-- Start of Materials provided --

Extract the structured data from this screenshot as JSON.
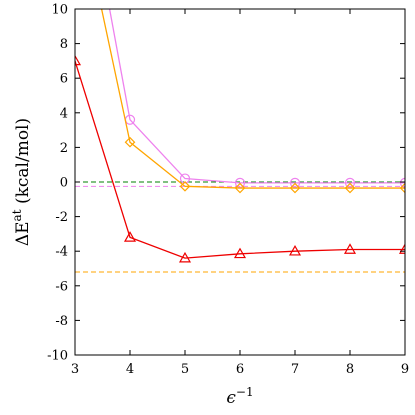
{
  "chart_data": {
    "type": "line",
    "xlabel": "ϵ",
    "xlabel_sup": "−1",
    "ylabel": "ΔE",
    "ylabel_sup": "at",
    "ylabel_unit": "(kcal/mol)",
    "xlim": [
      3,
      9
    ],
    "ylim": [
      -10,
      10
    ],
    "x_ticks": [
      3,
      4,
      5,
      6,
      7,
      8,
      9
    ],
    "y_ticks": [
      -10,
      -8,
      -6,
      -4,
      -2,
      0,
      2,
      4,
      6,
      8,
      10
    ],
    "grid": false,
    "legend": "none",
    "series": [
      {
        "color": "#ee82ee",
        "marker": "circle",
        "x": [
          3.6,
          4,
          5,
          6,
          7,
          8,
          9
        ],
        "y": [
          10.5,
          3.6,
          0.2,
          -0.05,
          -0.05,
          -0.05,
          -0.05
        ]
      },
      {
        "color": "#ffa500",
        "marker": "diamond",
        "x": [
          3.45,
          4,
          5,
          6,
          7,
          8,
          9
        ],
        "y": [
          10.5,
          2.3,
          -0.25,
          -0.35,
          -0.35,
          -0.35,
          -0.35
        ]
      },
      {
        "color": "#ee0000",
        "marker": "triangle",
        "x": [
          3,
          4,
          5,
          6,
          7,
          8,
          9
        ],
        "y": [
          7.0,
          -3.2,
          -4.4,
          -4.15,
          -4.0,
          -3.9,
          -3.9
        ]
      }
    ],
    "reference_lines": [
      {
        "y": 0.0,
        "color": "#008000"
      },
      {
        "y": -0.25,
        "color": "#ee82ee"
      },
      {
        "y": -5.2,
        "color": "#ffa500"
      }
    ]
  }
}
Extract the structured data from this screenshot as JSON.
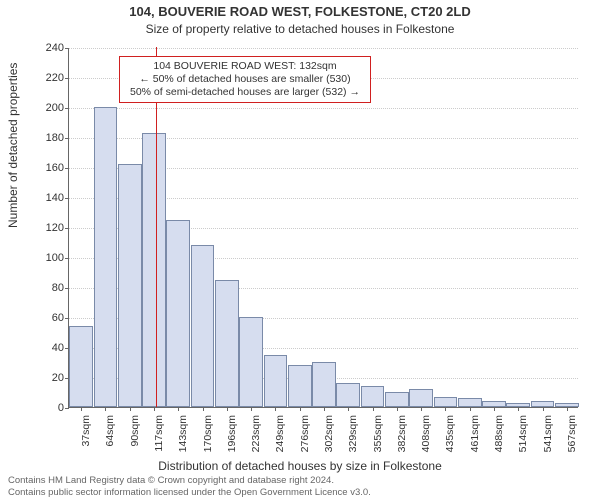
{
  "title": "104, BOUVERIE ROAD WEST, FOLKESTONE, CT20 2LD",
  "subtitle": "Size of property relative to detached houses in Folkestone",
  "ylabel": "Number of detached properties",
  "xlabel": "Distribution of detached houses by size in Folkestone",
  "annotation": {
    "line1": "104 BOUVERIE ROAD WEST: 132sqm",
    "line2": "← 50% of detached houses are smaller (530)",
    "line3": "50% of semi-detached houses are larger (532) →"
  },
  "footer": {
    "line1": "Contains HM Land Registry data © Crown copyright and database right 2024.",
    "line2": "Contains public sector information licensed under the Open Government Licence v3.0."
  },
  "chart": {
    "type": "histogram",
    "ylim": [
      0,
      240
    ],
    "ytick_step": 20,
    "yticks": [
      0,
      20,
      40,
      60,
      80,
      100,
      120,
      140,
      160,
      180,
      200,
      220,
      240
    ],
    "bar_fill": "#d6ddef",
    "bar_stroke": "#7a8aa8",
    "grid_color": "#cccccc",
    "background_color": "#ffffff",
    "marker_color": "#d02020",
    "marker_x_value": 132,
    "title_fontsize": 13,
    "subtitle_fontsize": 12,
    "label_fontsize": 12,
    "tick_fontsize": 11,
    "xtick_fontsize": 10.5,
    "annotation_fontsize": 10.5,
    "footer_fontsize": 9.5,
    "categories": [
      "37sqm",
      "64sqm",
      "90sqm",
      "117sqm",
      "143sqm",
      "170sqm",
      "196sqm",
      "223sqm",
      "249sqm",
      "276sqm",
      "302sqm",
      "329sqm",
      "355sqm",
      "382sqm",
      "408sqm",
      "435sqm",
      "461sqm",
      "488sqm",
      "514sqm",
      "541sqm",
      "567sqm"
    ],
    "values": [
      54,
      200,
      162,
      183,
      125,
      108,
      85,
      60,
      35,
      28,
      30,
      16,
      14,
      10,
      12,
      7,
      6,
      4,
      3,
      4,
      3
    ]
  }
}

-- End of Materials provided --

- **Written request**
Would you mind returning each entry above word for word, skipping the images?

- **Task output**
Extract the structured data from this screenshot as JSON.
{
  "chart_data": {
    "type": "line",
    "xlabel": "ϵ",
    "xlabel_sup": "−1",
    "ylabel": "ΔE",
    "ylabel_sup": "at",
    "ylabel_unit": "(kcal/mol)",
    "xlim": [
      3,
      9
    ],
    "ylim": [
      -10,
      10
    ],
    "x_ticks": [
      3,
      4,
      5,
      6,
      7,
      8,
      9
    ],
    "y_ticks": [
      -10,
      -8,
      -6,
      -4,
      -2,
      0,
      2,
      4,
      6,
      8,
      10
    ],
    "grid": false,
    "legend": "none",
    "series": [
      {
        "color": "#ee82ee",
        "marker": "circle",
        "x": [
          3.6,
          4,
          5,
          6,
          7,
          8,
          9
        ],
        "y": [
          10.5,
          3.6,
          0.2,
          -0.05,
          -0.05,
          -0.05,
          -0.05
        ]
      },
      {
        "color": "#ffa500",
        "marker": "diamond",
        "x": [
          3.45,
          4,
          5,
          6,
          7,
          8,
          9
        ],
        "y": [
          10.5,
          2.3,
          -0.25,
          -0.35,
          -0.35,
          -0.35,
          -0.35
        ]
      },
      {
        "color": "#ee0000",
        "marker": "triangle",
        "x": [
          3,
          4,
          5,
          6,
          7,
          8,
          9
        ],
        "y": [
          7.0,
          -3.2,
          -4.4,
          -4.15,
          -4.0,
          -3.9,
          -3.9
        ]
      }
    ],
    "reference_lines": [
      {
        "y": 0.0,
        "color": "#008000"
      },
      {
        "y": -0.25,
        "color": "#ee82ee"
      },
      {
        "y": -5.2,
        "color": "#ffa500"
      }
    ]
  }
}
Extract the structured data from this screenshot as JSON.
{
  "title": "104, BOUVERIE ROAD WEST, FOLKESTONE, CT20 2LD",
  "subtitle": "Size of property relative to detached houses in Folkestone",
  "ylabel": "Number of detached properties",
  "xlabel": "Distribution of detached houses by size in Folkestone",
  "annotation": {
    "line1": "104 BOUVERIE ROAD WEST: 132sqm",
    "line2": "← 50% of detached houses are smaller (530)",
    "line3": "50% of semi-detached houses are larger (532) →"
  },
  "footer": {
    "line1": "Contains HM Land Registry data © Crown copyright and database right 2024.",
    "line2": "Contains public sector information licensed under the Open Government Licence v3.0."
  },
  "chart": {
    "type": "histogram",
    "ylim": [
      0,
      240
    ],
    "ytick_step": 20,
    "yticks": [
      0,
      20,
      40,
      60,
      80,
      100,
      120,
      140,
      160,
      180,
      200,
      220,
      240
    ],
    "bar_fill": "#d6ddef",
    "bar_stroke": "#7a8aa8",
    "grid_color": "#cccccc",
    "background_color": "#ffffff",
    "marker_color": "#d02020",
    "marker_x_value": 132,
    "title_fontsize": 13,
    "subtitle_fontsize": 12,
    "label_fontsize": 12,
    "tick_fontsize": 11,
    "xtick_fontsize": 10.5,
    "annotation_fontsize": 10.5,
    "footer_fontsize": 9.5,
    "categories": [
      "37sqm",
      "64sqm",
      "90sqm",
      "117sqm",
      "143sqm",
      "170sqm",
      "196sqm",
      "223sqm",
      "249sqm",
      "276sqm",
      "302sqm",
      "329sqm",
      "355sqm",
      "382sqm",
      "408sqm",
      "435sqm",
      "461sqm",
      "488sqm",
      "514sqm",
      "541sqm",
      "567sqm"
    ],
    "values": [
      54,
      200,
      162,
      183,
      125,
      108,
      85,
      60,
      35,
      28,
      30,
      16,
      14,
      10,
      12,
      7,
      6,
      4,
      3,
      4,
      3
    ]
  }
}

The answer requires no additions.